*Given exercise*
Your task is to give the number of lines in the listing that include "certains", and nothing else.

*Data records*
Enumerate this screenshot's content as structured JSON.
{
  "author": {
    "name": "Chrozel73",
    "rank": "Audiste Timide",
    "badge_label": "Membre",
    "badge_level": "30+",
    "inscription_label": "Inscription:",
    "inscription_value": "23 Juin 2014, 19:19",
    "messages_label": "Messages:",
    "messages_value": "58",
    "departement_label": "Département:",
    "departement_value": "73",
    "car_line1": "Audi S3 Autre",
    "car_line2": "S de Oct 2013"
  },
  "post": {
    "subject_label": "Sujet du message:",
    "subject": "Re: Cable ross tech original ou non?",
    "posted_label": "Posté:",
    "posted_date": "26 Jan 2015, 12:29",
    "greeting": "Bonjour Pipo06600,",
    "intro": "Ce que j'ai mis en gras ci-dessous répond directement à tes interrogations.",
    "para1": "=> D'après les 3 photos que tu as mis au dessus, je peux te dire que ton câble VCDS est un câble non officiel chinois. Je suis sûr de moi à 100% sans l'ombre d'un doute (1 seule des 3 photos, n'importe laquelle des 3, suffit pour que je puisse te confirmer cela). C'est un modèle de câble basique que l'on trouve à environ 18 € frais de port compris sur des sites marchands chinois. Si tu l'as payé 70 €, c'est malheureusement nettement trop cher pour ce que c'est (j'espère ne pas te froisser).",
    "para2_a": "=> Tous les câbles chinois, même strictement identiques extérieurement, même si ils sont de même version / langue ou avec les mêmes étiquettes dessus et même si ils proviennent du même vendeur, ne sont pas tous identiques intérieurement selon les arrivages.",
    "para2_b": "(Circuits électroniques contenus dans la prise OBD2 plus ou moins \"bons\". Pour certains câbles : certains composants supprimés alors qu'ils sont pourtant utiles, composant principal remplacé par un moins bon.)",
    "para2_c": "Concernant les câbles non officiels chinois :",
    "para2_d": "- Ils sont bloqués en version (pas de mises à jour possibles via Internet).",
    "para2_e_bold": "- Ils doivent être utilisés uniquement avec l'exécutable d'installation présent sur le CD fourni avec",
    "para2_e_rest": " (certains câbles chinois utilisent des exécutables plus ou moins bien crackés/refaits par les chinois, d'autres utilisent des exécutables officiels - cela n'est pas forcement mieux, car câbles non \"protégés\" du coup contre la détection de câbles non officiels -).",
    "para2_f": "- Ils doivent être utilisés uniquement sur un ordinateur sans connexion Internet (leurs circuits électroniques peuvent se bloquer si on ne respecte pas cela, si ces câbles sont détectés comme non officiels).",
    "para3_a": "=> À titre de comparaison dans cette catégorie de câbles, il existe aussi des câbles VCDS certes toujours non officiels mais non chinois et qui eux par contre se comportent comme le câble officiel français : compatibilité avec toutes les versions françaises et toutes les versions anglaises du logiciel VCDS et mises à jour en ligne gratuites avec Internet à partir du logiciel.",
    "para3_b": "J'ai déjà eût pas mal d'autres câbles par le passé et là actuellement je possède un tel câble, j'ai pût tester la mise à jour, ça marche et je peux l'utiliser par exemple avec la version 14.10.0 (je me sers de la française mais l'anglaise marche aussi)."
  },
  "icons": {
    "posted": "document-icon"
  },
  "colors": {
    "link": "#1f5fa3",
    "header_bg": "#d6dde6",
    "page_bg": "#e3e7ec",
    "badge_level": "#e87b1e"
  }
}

*Task result*
2